>> Start Data to use

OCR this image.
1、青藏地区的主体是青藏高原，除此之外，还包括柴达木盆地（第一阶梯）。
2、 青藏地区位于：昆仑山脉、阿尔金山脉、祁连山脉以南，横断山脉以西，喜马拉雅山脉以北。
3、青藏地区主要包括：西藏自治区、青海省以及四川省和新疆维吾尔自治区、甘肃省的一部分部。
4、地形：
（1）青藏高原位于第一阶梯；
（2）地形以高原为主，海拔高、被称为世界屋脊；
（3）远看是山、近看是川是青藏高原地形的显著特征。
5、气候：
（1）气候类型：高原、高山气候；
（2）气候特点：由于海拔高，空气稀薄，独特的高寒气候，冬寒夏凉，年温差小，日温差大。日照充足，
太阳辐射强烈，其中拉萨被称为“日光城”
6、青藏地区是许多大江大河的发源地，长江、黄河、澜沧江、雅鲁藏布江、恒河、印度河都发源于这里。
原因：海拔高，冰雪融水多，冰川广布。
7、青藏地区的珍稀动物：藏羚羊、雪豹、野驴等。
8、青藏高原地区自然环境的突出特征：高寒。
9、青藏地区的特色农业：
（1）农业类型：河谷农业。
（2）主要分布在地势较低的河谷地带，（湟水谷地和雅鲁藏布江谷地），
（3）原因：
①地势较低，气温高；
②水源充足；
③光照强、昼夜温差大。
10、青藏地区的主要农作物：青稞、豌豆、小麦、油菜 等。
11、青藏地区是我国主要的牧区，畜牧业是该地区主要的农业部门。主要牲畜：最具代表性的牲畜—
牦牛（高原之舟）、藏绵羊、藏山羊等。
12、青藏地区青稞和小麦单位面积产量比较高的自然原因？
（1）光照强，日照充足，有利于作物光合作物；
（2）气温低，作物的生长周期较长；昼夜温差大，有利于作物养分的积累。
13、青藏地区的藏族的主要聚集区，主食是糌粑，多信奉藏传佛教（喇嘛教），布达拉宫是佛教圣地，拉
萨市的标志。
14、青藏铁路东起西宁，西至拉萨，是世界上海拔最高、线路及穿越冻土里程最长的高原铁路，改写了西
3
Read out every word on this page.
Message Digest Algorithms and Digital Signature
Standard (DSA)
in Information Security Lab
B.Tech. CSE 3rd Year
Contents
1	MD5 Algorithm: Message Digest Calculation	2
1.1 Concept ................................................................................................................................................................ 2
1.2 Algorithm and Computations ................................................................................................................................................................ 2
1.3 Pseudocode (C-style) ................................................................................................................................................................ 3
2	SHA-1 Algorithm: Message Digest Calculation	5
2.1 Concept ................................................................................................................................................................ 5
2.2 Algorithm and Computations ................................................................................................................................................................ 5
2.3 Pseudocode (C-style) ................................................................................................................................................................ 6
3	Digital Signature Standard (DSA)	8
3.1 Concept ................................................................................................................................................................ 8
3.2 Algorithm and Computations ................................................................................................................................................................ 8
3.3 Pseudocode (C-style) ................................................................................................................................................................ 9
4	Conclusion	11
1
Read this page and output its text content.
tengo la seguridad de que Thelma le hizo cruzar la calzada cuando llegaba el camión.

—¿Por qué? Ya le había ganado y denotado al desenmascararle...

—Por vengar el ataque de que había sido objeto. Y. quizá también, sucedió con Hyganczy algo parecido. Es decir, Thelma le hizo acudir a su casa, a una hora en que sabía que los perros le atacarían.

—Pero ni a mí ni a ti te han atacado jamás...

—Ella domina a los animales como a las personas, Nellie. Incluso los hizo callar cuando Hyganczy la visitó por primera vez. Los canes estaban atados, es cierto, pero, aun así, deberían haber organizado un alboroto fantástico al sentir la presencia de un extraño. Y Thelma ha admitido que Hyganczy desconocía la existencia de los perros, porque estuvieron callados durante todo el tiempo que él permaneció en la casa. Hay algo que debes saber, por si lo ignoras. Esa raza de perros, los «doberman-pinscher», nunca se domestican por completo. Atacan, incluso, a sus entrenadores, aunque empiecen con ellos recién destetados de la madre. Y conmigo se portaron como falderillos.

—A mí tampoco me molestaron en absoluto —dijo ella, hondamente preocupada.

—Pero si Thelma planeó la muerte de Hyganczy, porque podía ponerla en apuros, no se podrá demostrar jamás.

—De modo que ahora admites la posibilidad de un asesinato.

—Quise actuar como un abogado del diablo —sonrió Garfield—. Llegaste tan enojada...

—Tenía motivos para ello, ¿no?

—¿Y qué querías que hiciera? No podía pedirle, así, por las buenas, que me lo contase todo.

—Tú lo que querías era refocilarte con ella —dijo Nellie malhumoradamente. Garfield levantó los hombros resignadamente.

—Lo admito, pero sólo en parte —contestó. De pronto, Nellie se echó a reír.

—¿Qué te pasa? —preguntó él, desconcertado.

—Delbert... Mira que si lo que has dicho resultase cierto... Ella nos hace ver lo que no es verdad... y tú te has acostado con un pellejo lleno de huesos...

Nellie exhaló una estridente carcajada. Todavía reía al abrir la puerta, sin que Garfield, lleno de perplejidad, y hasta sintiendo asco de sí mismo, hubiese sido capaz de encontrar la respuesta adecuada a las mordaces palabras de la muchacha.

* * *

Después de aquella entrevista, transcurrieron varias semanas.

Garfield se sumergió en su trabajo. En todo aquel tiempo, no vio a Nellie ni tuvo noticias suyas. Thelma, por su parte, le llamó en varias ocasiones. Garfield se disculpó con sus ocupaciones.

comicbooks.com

>> End Data to use

### [Task description]
Count every line of the material above that holds the string "dijo", then state only the total.

### [Finished exercise]
2